(Source records)
— start —
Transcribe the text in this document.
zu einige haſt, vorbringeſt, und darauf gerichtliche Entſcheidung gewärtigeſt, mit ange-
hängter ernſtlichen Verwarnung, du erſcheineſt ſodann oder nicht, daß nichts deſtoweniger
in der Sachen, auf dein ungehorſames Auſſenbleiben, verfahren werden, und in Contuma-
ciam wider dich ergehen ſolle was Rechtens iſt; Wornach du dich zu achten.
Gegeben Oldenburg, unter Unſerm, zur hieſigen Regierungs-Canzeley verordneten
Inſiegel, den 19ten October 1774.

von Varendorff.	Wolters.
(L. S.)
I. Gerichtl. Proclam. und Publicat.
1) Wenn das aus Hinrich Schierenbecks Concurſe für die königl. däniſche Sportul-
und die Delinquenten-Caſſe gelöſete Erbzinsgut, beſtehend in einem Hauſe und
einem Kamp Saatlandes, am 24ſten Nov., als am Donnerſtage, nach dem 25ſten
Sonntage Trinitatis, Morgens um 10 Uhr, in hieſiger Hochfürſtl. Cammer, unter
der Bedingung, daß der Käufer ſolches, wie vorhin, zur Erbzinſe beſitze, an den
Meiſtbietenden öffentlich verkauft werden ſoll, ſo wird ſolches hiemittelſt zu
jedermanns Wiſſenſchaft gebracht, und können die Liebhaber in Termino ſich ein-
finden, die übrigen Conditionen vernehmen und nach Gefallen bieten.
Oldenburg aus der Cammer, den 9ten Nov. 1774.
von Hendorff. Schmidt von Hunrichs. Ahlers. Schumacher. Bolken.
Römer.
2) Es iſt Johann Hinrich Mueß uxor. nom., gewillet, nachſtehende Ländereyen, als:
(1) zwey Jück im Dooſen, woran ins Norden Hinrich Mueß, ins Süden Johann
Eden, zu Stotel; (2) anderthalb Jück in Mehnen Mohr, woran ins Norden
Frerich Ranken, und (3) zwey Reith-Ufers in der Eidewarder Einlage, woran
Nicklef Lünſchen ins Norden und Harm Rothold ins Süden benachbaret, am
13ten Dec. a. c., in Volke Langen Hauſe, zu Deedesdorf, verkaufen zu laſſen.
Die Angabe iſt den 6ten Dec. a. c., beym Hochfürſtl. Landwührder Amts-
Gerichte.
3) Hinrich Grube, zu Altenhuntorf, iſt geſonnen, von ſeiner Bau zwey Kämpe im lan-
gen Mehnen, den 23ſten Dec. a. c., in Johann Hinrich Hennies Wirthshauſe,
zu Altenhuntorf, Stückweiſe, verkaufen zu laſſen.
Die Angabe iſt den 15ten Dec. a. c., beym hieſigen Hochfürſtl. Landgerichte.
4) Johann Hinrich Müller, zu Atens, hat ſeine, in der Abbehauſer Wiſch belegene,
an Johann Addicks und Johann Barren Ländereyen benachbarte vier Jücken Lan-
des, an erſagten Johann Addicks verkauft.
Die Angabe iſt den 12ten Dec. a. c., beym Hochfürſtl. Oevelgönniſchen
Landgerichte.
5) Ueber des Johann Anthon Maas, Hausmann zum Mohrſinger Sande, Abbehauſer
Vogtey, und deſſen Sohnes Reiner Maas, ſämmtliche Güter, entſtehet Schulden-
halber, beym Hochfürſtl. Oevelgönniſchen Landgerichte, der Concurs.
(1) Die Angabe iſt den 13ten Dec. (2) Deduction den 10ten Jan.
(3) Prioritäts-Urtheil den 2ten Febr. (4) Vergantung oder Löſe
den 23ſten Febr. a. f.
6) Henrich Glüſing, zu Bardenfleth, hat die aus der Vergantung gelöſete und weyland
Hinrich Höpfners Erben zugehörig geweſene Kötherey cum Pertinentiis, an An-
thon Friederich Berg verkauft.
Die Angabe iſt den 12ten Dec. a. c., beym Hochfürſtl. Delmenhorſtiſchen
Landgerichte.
— end —
Say how many lines above contain the string "verkaufen". Answer with the number only.

● TASK OUTPUT: 2